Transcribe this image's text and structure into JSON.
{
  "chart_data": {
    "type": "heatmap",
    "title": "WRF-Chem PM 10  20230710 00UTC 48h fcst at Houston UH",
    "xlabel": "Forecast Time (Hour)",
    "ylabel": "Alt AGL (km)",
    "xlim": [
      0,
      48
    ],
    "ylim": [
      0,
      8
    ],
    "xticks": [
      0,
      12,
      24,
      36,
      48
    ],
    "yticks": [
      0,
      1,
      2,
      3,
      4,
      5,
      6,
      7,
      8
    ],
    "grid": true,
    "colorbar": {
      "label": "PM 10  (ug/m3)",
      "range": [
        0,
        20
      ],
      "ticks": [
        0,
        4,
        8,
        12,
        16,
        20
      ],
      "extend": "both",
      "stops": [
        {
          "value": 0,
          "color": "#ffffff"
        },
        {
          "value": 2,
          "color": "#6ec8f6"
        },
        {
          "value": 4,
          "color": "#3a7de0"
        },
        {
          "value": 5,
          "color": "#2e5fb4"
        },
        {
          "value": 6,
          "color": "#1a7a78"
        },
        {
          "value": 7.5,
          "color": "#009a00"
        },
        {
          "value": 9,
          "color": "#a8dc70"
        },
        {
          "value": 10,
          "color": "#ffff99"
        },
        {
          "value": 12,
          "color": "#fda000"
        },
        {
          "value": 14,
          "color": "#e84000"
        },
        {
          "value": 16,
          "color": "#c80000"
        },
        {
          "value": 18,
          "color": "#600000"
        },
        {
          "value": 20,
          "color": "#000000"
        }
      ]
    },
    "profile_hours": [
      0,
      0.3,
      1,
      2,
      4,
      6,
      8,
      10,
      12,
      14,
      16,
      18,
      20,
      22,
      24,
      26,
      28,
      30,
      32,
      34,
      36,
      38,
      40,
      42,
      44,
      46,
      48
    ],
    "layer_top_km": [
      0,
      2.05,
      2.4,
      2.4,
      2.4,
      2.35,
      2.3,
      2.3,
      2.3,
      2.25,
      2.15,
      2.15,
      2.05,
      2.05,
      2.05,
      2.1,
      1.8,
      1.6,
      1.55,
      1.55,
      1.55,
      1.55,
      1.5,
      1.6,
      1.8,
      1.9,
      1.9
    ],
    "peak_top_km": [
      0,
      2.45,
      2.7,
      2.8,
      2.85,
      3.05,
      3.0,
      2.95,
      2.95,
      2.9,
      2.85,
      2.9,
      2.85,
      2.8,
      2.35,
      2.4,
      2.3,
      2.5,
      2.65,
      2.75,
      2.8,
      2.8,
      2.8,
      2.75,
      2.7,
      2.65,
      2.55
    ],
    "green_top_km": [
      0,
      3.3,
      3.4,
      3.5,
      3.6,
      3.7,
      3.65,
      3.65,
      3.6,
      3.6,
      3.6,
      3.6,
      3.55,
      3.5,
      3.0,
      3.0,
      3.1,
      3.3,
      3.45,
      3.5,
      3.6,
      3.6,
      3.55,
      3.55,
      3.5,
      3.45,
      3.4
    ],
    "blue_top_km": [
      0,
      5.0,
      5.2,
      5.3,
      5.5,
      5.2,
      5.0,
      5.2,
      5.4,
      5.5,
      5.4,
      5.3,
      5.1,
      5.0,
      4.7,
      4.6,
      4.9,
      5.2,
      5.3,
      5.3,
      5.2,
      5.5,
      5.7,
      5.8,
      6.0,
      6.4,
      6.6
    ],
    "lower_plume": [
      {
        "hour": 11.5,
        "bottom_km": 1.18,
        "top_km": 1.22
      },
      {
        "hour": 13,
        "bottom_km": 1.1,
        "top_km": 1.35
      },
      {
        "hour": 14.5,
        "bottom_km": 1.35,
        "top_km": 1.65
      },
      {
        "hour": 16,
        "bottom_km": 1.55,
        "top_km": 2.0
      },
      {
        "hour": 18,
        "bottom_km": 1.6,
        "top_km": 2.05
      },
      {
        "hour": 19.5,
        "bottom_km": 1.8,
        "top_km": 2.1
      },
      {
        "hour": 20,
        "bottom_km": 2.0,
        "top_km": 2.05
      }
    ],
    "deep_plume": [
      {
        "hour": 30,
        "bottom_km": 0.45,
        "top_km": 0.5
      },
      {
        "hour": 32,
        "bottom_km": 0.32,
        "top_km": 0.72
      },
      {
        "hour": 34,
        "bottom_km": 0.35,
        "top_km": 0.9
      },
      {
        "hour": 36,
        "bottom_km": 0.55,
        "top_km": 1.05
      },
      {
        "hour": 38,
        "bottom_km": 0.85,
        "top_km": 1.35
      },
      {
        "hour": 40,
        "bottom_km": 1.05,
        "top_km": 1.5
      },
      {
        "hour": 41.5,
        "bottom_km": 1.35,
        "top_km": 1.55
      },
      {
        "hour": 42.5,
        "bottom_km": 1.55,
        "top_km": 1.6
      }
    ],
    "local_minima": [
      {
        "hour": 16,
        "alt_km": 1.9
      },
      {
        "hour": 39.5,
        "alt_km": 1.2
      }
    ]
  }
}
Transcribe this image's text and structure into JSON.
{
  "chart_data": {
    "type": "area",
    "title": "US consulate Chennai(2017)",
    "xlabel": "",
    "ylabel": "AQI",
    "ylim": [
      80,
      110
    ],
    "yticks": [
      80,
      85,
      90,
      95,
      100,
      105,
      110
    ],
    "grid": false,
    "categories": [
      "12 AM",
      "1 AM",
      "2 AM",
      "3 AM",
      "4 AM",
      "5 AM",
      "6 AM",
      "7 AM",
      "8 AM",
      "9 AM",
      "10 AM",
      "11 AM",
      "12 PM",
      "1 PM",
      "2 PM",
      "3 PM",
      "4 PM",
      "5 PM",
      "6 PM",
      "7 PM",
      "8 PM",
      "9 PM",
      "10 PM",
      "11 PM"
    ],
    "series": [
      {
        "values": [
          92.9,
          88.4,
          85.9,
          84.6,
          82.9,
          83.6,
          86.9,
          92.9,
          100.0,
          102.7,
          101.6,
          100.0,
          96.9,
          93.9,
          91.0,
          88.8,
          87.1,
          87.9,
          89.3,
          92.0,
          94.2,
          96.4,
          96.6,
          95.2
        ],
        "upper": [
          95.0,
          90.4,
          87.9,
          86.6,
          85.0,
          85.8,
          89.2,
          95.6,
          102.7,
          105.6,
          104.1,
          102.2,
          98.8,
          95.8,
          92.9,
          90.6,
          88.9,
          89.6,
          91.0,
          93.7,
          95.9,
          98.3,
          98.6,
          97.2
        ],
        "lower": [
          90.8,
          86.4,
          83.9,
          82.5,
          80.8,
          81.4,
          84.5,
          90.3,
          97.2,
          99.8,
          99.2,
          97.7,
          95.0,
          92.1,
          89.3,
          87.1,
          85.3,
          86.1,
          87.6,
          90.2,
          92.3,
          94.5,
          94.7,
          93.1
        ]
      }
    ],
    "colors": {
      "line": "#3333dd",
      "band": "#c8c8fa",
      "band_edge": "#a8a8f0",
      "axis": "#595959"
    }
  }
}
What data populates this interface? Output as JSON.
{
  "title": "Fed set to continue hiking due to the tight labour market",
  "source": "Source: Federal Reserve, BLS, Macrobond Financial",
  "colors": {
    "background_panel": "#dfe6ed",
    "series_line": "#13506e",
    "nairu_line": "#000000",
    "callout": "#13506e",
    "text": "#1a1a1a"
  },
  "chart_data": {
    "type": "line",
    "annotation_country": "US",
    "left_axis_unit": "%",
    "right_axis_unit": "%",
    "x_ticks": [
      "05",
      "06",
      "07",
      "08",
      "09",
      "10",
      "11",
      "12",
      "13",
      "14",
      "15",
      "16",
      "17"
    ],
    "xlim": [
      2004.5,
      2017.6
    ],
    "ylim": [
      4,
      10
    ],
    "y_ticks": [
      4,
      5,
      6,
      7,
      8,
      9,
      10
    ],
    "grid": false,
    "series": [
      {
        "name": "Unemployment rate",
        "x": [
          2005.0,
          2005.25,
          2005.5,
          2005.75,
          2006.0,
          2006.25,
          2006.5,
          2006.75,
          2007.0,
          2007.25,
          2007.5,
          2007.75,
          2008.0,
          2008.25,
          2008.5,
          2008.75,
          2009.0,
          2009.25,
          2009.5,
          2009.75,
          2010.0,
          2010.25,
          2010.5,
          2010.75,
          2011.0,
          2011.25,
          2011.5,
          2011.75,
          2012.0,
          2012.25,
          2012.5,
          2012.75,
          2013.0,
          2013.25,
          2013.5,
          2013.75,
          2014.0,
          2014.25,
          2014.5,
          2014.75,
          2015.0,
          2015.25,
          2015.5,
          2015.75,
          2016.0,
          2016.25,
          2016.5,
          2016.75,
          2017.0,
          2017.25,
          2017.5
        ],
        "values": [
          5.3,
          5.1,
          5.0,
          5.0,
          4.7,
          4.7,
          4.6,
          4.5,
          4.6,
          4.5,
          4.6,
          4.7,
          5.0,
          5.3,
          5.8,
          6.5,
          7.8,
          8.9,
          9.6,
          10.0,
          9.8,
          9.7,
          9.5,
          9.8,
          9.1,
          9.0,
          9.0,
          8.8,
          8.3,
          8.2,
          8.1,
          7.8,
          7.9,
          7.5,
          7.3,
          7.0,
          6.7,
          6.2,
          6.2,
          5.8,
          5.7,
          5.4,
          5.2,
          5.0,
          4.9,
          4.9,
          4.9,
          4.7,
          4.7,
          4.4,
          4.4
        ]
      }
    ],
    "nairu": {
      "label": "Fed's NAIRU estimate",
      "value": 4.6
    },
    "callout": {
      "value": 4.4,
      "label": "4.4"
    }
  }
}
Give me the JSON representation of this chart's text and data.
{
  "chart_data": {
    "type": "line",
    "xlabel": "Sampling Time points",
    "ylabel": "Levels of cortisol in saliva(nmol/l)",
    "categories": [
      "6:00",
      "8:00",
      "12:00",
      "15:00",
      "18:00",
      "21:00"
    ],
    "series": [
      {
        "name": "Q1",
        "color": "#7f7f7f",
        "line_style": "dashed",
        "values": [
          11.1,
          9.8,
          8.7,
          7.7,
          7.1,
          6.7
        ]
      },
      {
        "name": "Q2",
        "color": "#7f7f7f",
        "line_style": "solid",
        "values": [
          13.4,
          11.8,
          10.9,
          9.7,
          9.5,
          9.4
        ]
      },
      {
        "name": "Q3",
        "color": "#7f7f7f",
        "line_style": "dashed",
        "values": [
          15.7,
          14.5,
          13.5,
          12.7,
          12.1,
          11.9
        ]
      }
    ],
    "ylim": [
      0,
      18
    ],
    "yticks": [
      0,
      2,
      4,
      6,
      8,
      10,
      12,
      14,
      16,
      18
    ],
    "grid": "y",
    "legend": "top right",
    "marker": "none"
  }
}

┄┄┄┄┄┄

- [Required work]:
Search the data for the word "xlabel" and copy each line where it appears.

- [Finished task]:
    "xlabel": "Forecast Time (Hour)",
    "xlabel": "",
    "xlabel": "Sampling Time points",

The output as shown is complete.